→ **INPUT MATERIAL**:
##########
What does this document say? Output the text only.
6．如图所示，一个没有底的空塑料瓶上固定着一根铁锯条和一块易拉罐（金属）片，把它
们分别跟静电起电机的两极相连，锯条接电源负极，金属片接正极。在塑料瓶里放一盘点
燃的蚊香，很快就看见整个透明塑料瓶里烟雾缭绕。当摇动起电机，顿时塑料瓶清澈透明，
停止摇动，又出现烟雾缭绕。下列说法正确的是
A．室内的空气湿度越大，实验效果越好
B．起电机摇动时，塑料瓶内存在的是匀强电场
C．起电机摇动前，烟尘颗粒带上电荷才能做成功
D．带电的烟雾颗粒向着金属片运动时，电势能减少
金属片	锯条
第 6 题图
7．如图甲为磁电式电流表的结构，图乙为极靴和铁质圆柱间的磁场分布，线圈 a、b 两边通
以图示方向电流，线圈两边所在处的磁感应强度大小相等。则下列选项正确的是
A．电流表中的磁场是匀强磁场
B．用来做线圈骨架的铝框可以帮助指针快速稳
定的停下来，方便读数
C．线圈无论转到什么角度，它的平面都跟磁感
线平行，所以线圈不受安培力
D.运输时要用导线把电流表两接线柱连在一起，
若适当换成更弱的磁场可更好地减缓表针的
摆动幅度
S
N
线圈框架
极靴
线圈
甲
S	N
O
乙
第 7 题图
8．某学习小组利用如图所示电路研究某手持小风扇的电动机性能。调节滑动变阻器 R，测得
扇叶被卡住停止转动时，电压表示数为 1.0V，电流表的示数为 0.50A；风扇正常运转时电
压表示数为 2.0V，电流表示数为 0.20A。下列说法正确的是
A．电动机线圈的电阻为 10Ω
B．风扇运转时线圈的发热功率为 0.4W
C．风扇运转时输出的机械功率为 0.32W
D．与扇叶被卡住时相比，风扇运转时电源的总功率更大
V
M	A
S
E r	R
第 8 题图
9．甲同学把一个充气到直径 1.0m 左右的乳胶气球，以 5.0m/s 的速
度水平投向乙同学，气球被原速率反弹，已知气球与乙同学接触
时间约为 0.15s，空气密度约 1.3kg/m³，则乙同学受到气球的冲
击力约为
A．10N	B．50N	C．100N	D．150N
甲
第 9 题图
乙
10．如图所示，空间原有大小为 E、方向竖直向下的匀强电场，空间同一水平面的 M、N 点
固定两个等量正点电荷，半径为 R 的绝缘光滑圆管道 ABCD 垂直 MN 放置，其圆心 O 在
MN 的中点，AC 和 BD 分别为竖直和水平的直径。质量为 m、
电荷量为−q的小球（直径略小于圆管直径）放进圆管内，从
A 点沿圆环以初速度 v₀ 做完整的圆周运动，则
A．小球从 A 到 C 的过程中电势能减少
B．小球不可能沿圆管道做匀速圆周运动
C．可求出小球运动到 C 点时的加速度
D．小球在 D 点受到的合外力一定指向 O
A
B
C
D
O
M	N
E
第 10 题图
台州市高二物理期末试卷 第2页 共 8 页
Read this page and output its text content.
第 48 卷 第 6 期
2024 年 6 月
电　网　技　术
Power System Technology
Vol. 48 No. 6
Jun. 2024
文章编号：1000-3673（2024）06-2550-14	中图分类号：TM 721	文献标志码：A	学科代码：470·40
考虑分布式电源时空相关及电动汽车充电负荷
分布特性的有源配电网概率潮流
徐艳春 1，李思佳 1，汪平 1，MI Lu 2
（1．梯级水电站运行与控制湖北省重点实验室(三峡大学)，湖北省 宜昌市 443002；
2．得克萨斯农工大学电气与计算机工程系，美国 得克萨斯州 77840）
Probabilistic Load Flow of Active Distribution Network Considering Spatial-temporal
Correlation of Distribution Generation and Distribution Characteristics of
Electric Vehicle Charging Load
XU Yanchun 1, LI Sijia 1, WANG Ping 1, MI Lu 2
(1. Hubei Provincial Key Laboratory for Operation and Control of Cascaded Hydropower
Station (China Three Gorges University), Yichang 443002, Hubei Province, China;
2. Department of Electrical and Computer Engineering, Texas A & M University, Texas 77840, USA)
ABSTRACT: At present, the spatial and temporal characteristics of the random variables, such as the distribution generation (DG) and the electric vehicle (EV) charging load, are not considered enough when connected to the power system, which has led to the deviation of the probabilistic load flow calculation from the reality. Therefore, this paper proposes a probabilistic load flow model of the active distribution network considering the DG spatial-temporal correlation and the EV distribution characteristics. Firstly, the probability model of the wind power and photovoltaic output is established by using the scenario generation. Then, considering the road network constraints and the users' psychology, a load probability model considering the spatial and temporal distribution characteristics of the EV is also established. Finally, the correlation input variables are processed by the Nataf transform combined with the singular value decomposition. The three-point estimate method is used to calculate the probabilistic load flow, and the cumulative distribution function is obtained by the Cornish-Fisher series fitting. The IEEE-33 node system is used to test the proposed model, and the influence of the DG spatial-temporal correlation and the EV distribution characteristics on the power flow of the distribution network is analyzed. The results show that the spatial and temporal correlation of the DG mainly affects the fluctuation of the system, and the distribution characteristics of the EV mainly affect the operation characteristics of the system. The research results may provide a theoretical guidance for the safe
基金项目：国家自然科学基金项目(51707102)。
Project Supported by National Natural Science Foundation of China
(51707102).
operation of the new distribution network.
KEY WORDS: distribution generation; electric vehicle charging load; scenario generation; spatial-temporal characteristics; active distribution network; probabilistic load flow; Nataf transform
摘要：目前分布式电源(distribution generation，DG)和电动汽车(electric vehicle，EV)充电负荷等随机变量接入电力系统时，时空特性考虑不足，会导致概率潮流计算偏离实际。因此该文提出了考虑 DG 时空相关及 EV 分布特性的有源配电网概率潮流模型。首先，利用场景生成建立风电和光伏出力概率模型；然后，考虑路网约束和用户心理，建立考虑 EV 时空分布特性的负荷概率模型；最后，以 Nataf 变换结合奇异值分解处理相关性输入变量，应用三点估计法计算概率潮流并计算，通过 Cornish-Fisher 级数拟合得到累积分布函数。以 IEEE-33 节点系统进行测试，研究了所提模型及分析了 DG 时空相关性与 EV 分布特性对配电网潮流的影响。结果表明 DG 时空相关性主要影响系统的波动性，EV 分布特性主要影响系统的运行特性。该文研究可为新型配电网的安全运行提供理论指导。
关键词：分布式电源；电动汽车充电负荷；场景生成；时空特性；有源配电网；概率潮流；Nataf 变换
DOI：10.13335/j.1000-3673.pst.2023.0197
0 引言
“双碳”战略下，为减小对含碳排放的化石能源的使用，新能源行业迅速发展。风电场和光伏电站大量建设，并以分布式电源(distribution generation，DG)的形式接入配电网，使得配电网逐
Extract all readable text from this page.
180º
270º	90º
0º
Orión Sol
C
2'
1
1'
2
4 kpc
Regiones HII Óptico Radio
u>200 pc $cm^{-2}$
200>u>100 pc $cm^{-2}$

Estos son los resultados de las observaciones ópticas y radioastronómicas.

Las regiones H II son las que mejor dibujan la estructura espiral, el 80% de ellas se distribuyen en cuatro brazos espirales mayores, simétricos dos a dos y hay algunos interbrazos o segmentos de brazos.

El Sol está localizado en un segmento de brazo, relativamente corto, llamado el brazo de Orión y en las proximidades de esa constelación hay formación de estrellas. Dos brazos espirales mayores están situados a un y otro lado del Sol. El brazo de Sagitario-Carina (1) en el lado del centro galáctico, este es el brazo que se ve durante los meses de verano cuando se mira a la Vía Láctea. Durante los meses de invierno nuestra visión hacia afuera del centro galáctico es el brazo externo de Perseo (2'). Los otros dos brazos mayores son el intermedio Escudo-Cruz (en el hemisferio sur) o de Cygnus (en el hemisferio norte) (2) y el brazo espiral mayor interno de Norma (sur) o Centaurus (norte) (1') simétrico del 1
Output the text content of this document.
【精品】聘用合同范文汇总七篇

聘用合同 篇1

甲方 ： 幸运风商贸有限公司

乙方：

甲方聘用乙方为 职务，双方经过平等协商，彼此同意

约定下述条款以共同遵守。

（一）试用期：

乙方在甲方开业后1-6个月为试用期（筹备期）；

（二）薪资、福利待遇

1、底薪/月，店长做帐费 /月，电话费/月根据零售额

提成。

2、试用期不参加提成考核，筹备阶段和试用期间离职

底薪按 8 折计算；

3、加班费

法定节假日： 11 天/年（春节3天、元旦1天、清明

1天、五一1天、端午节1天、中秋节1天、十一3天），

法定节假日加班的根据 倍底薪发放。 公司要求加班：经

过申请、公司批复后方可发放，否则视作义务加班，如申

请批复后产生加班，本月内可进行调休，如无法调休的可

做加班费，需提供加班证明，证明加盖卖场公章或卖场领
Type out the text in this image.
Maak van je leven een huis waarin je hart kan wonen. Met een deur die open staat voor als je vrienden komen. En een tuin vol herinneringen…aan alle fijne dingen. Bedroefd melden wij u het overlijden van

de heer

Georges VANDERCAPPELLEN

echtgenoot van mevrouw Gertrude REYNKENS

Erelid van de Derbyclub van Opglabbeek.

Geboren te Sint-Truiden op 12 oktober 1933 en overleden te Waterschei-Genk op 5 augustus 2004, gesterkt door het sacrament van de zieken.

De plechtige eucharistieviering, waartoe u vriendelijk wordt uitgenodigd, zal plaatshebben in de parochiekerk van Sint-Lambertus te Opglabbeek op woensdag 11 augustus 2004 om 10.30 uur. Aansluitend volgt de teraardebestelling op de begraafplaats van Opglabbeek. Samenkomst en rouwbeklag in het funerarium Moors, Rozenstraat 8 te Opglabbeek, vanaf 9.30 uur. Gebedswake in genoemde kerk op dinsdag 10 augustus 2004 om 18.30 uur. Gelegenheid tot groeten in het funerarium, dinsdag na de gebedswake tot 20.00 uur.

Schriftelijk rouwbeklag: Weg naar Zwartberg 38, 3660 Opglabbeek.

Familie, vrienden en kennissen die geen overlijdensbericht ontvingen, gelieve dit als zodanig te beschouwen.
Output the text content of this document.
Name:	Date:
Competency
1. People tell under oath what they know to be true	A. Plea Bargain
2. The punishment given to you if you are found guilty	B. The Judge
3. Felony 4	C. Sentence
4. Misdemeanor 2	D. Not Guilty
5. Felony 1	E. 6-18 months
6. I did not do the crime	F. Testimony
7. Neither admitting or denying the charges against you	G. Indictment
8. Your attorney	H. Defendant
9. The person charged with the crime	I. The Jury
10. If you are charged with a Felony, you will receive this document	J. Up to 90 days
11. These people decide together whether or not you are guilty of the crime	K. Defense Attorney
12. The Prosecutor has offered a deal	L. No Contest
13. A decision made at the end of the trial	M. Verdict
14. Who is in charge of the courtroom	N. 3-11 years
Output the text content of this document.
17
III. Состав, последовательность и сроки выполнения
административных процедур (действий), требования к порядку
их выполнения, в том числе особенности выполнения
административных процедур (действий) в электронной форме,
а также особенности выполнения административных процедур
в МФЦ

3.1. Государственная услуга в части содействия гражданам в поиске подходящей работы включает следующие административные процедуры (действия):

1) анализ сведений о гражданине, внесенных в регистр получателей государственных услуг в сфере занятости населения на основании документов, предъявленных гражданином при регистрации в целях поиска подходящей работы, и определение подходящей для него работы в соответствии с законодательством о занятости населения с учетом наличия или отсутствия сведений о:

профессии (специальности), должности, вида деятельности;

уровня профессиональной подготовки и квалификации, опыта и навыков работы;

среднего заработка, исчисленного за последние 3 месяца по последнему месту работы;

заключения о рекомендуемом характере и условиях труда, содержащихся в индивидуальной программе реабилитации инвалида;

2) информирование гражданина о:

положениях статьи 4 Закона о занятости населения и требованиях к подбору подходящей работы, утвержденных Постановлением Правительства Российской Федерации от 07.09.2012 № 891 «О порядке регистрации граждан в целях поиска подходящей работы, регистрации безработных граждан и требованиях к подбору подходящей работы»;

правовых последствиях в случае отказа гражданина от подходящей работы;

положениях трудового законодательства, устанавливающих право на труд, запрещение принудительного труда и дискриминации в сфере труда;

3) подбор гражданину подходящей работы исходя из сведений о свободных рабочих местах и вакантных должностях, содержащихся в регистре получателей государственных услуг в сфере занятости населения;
##########
→ **GOAL OF THE EXERCISE**: From the entries above, copy each line holding "гражданина".

→ **SOLUTION TO THIS EXERCISE**:
2) информирование гражданина о:
правовых последствиях в случае отказа гражданина от подходящей работы;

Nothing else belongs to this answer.